---------- Provided information

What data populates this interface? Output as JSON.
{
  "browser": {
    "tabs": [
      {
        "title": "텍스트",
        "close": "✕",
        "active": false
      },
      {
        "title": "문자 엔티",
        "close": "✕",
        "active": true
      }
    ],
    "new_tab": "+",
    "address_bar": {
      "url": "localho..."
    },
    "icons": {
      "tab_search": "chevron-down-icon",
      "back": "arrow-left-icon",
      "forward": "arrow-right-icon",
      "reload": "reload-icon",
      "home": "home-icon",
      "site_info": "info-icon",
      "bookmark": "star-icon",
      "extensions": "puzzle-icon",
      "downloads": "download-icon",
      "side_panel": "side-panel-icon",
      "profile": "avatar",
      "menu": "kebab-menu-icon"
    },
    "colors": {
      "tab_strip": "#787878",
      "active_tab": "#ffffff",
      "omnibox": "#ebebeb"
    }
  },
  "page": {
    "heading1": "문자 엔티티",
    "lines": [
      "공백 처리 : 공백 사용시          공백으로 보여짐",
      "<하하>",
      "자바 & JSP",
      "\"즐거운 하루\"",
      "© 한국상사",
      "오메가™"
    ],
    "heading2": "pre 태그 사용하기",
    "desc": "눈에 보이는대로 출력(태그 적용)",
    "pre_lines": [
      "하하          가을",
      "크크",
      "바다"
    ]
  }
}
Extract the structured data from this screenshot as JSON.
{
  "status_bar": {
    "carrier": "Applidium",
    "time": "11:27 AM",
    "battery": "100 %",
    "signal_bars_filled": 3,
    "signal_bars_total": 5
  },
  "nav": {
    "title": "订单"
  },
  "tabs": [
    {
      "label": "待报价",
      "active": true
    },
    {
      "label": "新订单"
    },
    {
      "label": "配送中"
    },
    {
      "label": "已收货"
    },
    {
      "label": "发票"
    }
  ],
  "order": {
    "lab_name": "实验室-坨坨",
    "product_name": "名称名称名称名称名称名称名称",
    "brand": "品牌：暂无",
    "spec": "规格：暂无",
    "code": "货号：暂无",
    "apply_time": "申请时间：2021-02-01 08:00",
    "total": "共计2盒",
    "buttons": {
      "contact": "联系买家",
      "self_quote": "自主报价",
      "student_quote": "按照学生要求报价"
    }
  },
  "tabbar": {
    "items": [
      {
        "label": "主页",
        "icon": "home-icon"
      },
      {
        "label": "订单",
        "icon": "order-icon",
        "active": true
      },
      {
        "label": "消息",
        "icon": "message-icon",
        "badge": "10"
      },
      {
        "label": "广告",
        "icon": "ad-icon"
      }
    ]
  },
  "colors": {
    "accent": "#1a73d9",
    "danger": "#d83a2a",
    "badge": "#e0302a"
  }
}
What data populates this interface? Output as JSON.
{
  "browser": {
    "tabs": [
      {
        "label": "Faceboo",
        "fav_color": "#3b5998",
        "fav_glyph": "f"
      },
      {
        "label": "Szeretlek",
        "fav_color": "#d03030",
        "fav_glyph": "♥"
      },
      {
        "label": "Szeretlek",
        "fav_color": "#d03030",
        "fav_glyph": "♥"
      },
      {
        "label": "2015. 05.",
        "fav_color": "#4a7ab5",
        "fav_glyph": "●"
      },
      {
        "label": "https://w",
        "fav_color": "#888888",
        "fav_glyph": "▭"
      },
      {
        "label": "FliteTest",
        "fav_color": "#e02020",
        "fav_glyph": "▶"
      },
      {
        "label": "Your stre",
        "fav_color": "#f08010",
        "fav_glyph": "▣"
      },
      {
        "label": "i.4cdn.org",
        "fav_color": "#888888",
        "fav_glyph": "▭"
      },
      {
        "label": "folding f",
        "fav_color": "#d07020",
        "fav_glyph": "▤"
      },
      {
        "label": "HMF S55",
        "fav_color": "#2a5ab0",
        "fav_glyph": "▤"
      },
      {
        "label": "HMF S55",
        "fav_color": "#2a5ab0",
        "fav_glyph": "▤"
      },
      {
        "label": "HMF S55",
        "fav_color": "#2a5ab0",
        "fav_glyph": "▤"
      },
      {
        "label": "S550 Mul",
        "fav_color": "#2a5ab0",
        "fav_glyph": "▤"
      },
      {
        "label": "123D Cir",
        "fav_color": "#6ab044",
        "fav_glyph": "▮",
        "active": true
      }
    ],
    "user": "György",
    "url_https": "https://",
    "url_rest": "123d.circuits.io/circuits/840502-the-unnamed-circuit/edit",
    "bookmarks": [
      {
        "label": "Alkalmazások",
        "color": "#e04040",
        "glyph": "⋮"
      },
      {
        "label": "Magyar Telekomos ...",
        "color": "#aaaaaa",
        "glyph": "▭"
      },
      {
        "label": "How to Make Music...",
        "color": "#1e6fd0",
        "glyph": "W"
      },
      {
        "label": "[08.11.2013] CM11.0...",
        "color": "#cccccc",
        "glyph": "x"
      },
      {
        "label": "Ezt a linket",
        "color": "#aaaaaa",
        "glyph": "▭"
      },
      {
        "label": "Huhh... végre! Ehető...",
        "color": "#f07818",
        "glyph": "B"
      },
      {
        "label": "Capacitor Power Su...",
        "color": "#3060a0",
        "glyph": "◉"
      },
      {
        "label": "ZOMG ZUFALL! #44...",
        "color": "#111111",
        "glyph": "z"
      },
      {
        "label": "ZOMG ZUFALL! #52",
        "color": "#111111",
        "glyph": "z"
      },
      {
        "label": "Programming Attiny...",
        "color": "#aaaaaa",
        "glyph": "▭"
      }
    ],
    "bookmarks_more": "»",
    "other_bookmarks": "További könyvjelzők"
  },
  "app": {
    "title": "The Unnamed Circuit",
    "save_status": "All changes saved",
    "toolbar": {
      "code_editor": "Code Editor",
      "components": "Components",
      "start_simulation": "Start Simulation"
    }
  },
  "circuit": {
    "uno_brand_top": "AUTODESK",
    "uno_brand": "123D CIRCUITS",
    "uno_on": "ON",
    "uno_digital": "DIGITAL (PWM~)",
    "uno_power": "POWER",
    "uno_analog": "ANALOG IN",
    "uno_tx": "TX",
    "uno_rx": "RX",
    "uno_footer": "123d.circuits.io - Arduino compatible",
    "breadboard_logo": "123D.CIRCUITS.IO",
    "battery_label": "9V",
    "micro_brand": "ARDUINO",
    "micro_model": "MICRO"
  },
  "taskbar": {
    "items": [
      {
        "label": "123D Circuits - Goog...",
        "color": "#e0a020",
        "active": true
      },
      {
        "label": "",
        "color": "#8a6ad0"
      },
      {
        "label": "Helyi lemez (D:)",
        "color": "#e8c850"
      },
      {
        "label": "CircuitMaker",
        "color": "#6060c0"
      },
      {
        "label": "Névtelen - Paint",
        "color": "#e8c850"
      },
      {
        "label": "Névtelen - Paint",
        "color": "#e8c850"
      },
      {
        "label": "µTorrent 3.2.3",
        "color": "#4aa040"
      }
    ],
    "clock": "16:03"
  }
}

--------------------

▶ **Aim of the task**
Using the material above, gather every line that includes "ZUFALL".

▶ **Solution**
        "label": "ZOMG ZUFALL! #44...",
        "label": "ZOMG ZUFALL! #52",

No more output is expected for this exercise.